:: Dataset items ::
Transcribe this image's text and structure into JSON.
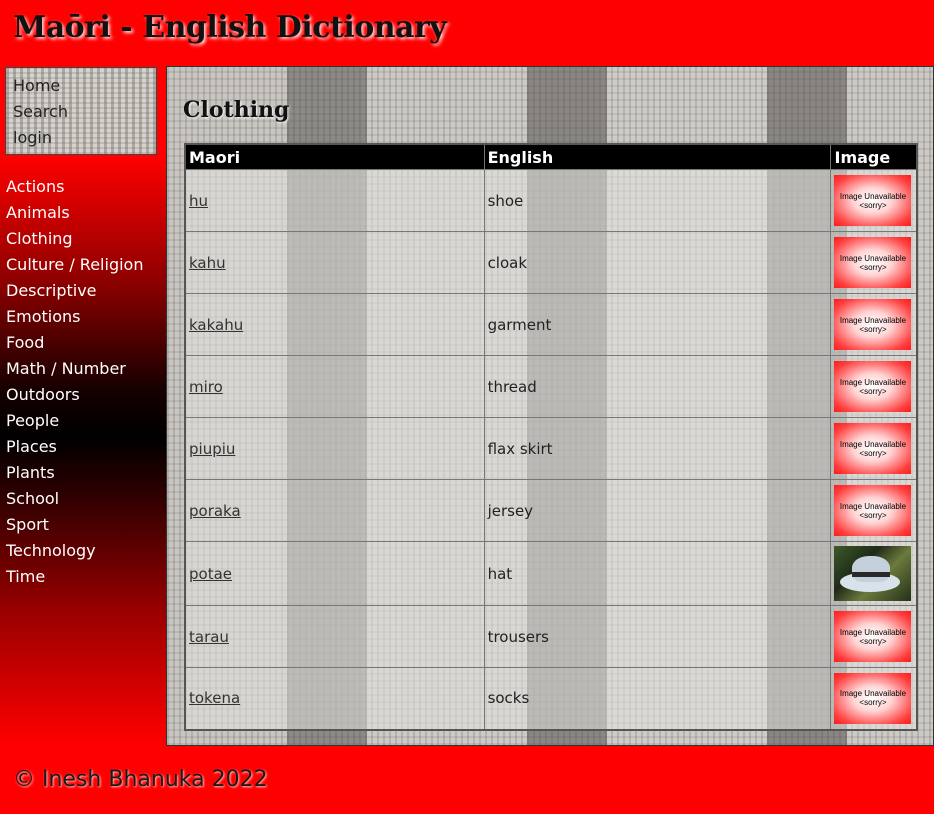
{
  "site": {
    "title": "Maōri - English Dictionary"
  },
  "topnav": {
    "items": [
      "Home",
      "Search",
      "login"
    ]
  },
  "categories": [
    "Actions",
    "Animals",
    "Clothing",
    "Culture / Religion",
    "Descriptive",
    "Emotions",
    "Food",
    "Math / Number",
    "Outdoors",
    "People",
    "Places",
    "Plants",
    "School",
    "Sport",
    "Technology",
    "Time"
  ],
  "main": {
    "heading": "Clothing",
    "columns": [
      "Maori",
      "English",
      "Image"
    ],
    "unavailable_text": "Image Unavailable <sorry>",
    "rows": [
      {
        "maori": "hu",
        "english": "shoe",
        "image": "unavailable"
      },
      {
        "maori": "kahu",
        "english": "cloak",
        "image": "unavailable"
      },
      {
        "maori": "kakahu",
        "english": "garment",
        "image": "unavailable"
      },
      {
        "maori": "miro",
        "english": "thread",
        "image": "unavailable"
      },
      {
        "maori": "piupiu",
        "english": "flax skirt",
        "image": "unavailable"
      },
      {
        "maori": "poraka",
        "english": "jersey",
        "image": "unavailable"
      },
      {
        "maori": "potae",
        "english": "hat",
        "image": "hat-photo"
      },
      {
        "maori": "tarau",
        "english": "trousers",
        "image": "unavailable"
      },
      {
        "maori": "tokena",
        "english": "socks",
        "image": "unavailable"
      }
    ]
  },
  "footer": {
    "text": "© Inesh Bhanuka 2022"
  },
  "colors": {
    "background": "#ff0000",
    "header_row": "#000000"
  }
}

:: STATED PROBLEM ::
Retype every record above exactly as written, but leave out the pictures.

:: TASK RESULT ::
Transcribe this image's text and structure into JSON.
{
  "site": {
    "title": "Maōri - English Dictionary"
  },
  "topnav": {
    "items": [
      "Home",
      "Search",
      "login"
    ]
  },
  "categories": [
    "Actions",
    "Animals",
    "Clothing",
    "Culture / Religion",
    "Descriptive",
    "Emotions",
    "Food",
    "Math / Number",
    "Outdoors",
    "People",
    "Places",
    "Plants",
    "School",
    "Sport",
    "Technology",
    "Time"
  ],
  "main": {
    "heading": "Clothing",
    "columns": [
      "Maori",
      "English",
      "Image"
    ],
    "unavailable_text": "Image Unavailable <sorry>",
    "rows": [
      {
        "maori": "hu",
        "english": "shoe",
        "image": "unavailable"
      },
      {
        "maori": "kahu",
        "english": "cloak",
        "image": "unavailable"
      },
      {
        "maori": "kakahu",
        "english": "garment",
        "image": "unavailable"
      },
      {
        "maori": "miro",
        "english": "thread",
        "image": "unavailable"
      },
      {
        "maori": "piupiu",
        "english": "flax skirt",
        "image": "unavailable"
      },
      {
        "maori": "poraka",
        "english": "jersey",
        "image": "unavailable"
      },
      {
        "maori": "potae",
        "english": "hat",
        "image": "hat-photo"
      },
      {
        "maori": "tarau",
        "english": "trousers",
        "image": "unavailable"
      },
      {
        "maori": "tokena",
        "english": "socks",
        "image": "unavailable"
      }
    ]
  },
  "footer": {
    "text": "© Inesh Bhanuka 2022"
  },
  "colors": {
    "background": "#ff0000",
    "header_row": "#000000"
  }
}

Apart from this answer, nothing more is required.